- [INSTRUCTIONS FOR THE TASK]: Where a line contains the word "الملك", copy that line.

- [SUPPLIED MATERIAL]:
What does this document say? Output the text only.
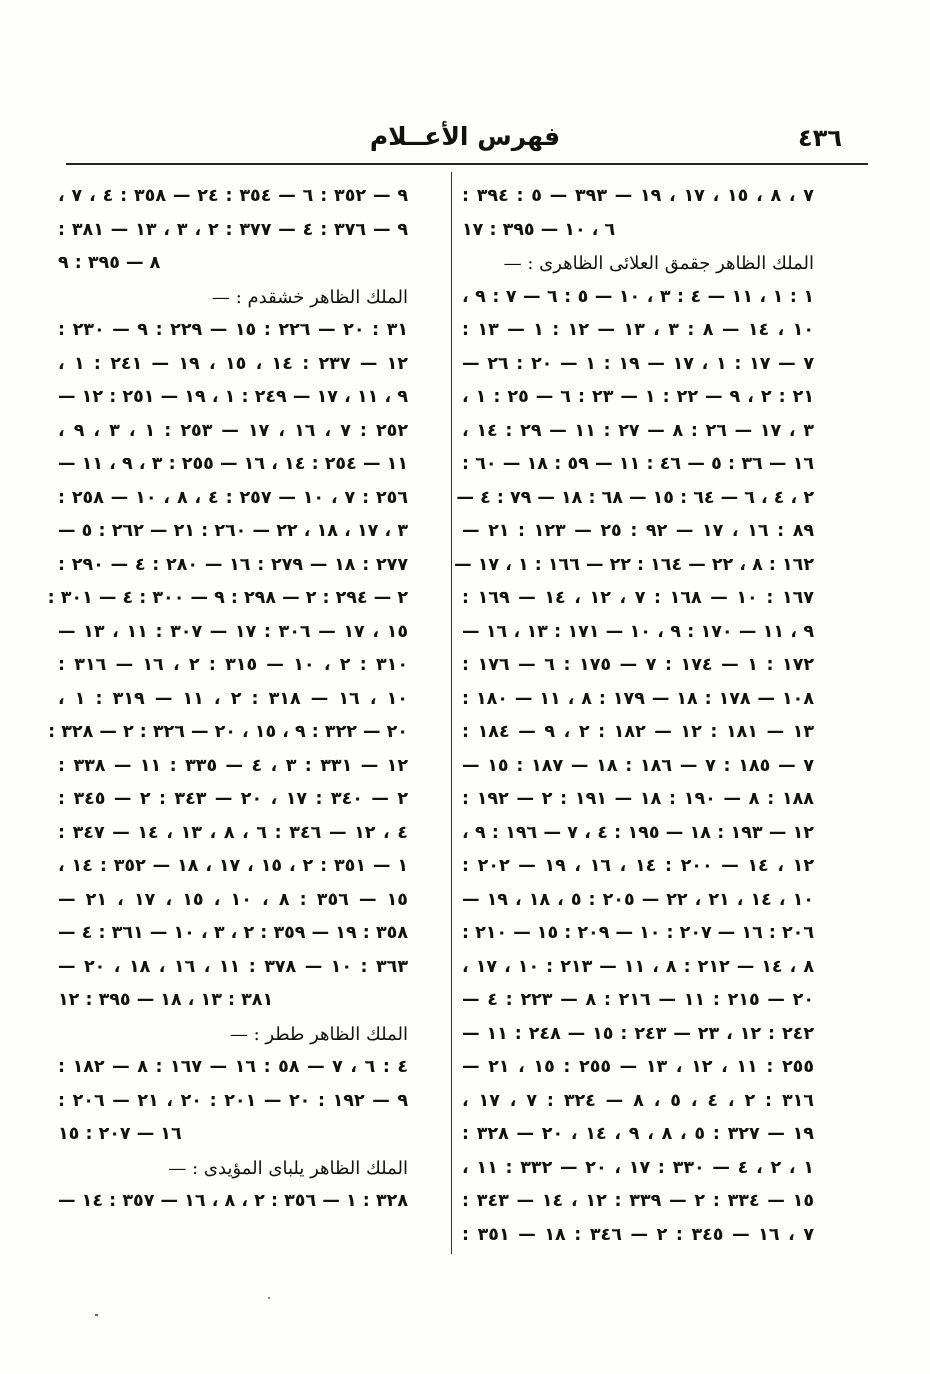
٤٣٦
فهرس الأعــلام
٧ ، ٨ ، ١٥ ، ١٧ ، ١٩ — ٣٩٣ — ٥ : ٣٩٤ :
٦ ، ١٠ — ٣٩٥ : ١٧
الملك الظاهر جقمق العلائى الظاهرى : —
١ : ١ ، ١١ — ٤ : ٣ ، ١٠ — ٥ : ٦ — ٧ : ٩ ،
١٠ ، ١٤ — ٨ : ٣ ، ١٣ — ١٢ : ١ — ١٣ :
٧ — ١٧ : ١ ، ١٧ — ١٩ : ١ — ٢٠ : ٢٦ —
٢١ : ٢ ، ٩ — ٢٢ : ١ — ٢٣ : ٦ — ٢٥ : ١ ،
٣ ، ١٧ — ٢٦ : ٨ — ٢٧ : ١١ — ٢٩ : ١٤ ،
١٦ — ٣٦ : ٥ — ٤٦ : ١١ — ٥٩ : ١٨ — ٦٠ :
٢ ، ٤ ، ٦ — ٦٤ : ١٥ — ٦٨ : ١٨ — ٧٩ : ٤ —
٨٩ : ١٦ ، ١٧ — ٩٢ : ٢٥ — ١٢٣ : ٢١ —
١٦٢ : ٨ ، ٢٢ — ١٦٤ : ٢٢ — ١٦٦ : ١ ، ١٧ —
١٦٧ : ١٠ — ١٦٨ : ٧ ، ١٢ ، ١٤ — ١٦٩ :
٩ ، ١١ — ١٧٠ : ٩ ، ١٠ — ١٧١ : ١٣ ، ١٦ —
١٧٢ : ١ — ١٧٤ : ٧ — ١٧٥ : ٦ — ١٧٦ :
١٠٨ — ١٧٨ : ١٨ — ١٧٩ : ٨ ، ١١ — ١٨٠ :
١٣ — ١٨١ : ١٢ — ١٨٢ : ٢ ، ٩ — ١٨٤ :
٧ — ١٨٥ : ٧ — ١٨٦ : ١٨ — ١٨٧ : ١٥ —
١٨٨ : ٨ — ١٩٠ : ١٨ — ١٩١ : ٢ — ١٩٢ :
١٢ — ١٩٣ : ١٨ — ١٩٥ : ٤ ، ٧ — ١٩٦ : ٩ ،
١٢ ، ١٤ — ٢٠٠ : ١٤ ، ١٦ ، ١٩ — ٢٠٢ :
١٠ ، ١٤ ، ٢١ ، ٢٢ — ٢٠٥ : ٥ ، ١٨ ، ١٩ —
٢٠٦ : ١٦ — ٢٠٧ : ١٠ — ٢٠٩ : ١٥ — ٢١٠ :
٨ ، ١٤ — ٢١٢ : ٨ ، ١١ — ٢١٣ : ١٠ ، ١٧ ،
٢٠ — ٢١٥ : ١١ — ٢١٦ : ٨ — ٢٢٣ : ٤ —
٢٤٢ : ١٢ ، ٢٣ — ٢٤٣ : ١٥ — ٢٤٨ : ١١ —
٢٥٥ : ١١ ، ١٢ ، ١٣ — ٢٥٥ : ١٥ ، ٢١ —
٣١٦ : ٢ ، ٤ ، ٥ ، ٨ — ٣٢٤ : ٧ ، ١٧ ،
١٩ — ٣٢٧ : ٥ ، ٨ ، ٩ ، ١٤ ، ٢٠ — ٣٢٨ :
١ ، ٢ ، ٤ — ٣٣٠ : ١٧ ، ٢٠ — ٣٣٢ : ١١ ،
١٥ — ٣٣٤ : ٢ — ٣٣٩ : ١٢ ، ١٤ — ٣٤٣ :
٧ ، ١٦ — ٣٤٥ : ٢ — ٣٤٦ : ١٨ — ٣٥١ :
٩ — ٣٥٢ : ٦ — ٣٥٤ : ٢٤ — ٣٥٨ : ٤ ، ٧ ،
٩ — ٣٧٦ : ٤ — ٣٧٧ : ٢ ، ٣ ، ١٣ — ٣٨١ :
٨ — ٣٩٥ : ٩
الملك الظاهر خشقدم : —
٣١ : ٢٠ — ٢٢٦ : ١٥ — ٢٢٩ : ٩ — ٢٣٠ :
١٢ — ٢٣٧ : ١٤ ، ١٥ ، ١٩ — ٢٤١ : ١ ،
٩ ، ١١ ، ١٧ — ٢٤٩ : ١ ، ١٩ — ٢٥١ : ١٢ —
٢٥٢ : ٧ ، ١٦ ، ١٧ — ٢٥٣ : ١ ، ٣ ، ٩ ،
١١ — ٢٥٤ : ١٤ ، ١٦ — ٢٥٥ : ٣ ، ٩ ، ١١ —
٢٥٦ : ٧ ، ١٠ — ٢٥٧ : ٤ ، ٨ ، ١٠ — ٢٥٨ :
٣ ، ١٧ ، ١٨ ، ٢٢ — ٢٦٠ : ٢١ — ٢٦٢ : ٥ —
٢٧٧ : ١٨ — ٢٧٩ : ١٦ — ٢٨٠ : ٤ — ٢٩٠ :
٢ — ٢٩٤ : ٢ — ٢٩٨ : ٩ — ٣٠٠ : ٤ — ٣٠١ :
١٥ ، ١٧ — ٣٠٦ : ١٧ — ٣٠٧ : ١١ ، ١٣ —
٣١٠ : ٢ ، ١٠ — ٣١٥ : ٢ ، ١٦ — ٣١٦ :
١٠ ، ١٦ — ٣١٨ : ٢ ، ١١ — ٣١٩ : ١ ،
٢٠ — ٣٢٢ : ٩ ، ١٥ ، ٢٠ — ٣٢٦ : ٢ — ٣٢٨ :
١٢ — ٣٣١ : ٣ ، ٤ — ٣٣٥ : ١١ — ٣٣٨ :
٢ — ٣٤٠ : ١٧ ، ٢٠ — ٣٤٣ : ٢ — ٣٤٥ :
٤ ، ١٢ — ٣٤٦ : ٦ ، ٨ ، ١٣ ، ١٤ — ٣٤٧ :
١ — ٣٥١ : ٢ ، ١٥ ، ١٧ ، ١٨ — ٣٥٢ : ١٤ ،
١٥ — ٣٥٦ : ٨ ، ١٠ ، ١٥ ، ١٧ ، ٢١ —
٣٥٨ : ١٩ — ٣٥٩ : ٢ ، ٣ ، ١٠ — ٣٦١ : ٤ —
٣٦٣ : ١٠ — ٣٧٨ : ١١ ، ١٦ ، ١٨ ، ٢٠ —
٣٨١ : ١٣ ، ١٨ — ٣٩٥ : ١٢
الملك الظاهر ططر : —
٤ : ٦ ، ٧ — ٥٨ : ١٦ — ١٦٧ : ٨ — ١٨٢ :
٩ — ١٩٢ : ٢٠ — ٢٠١ : ٢٠ ، ٢١ — ٢٠٦ :
١٦ — ٢٠٧ : ١٥
الملك الظاهر يلباى المؤيدى : —
٣٢٨ : ١ — ٣٥٦ : ٢ ، ٨ ، ١٦ — ٣٥٧ : ١٤ —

- [ANSWER TO THE EXERCISE]:
الملك الظاهر جقمق العلائى الظاهرى : —
الملك الظاهر خشقدم : —
الملك الظاهر ططر : —
الملك الظاهر يلباى المؤيدى : —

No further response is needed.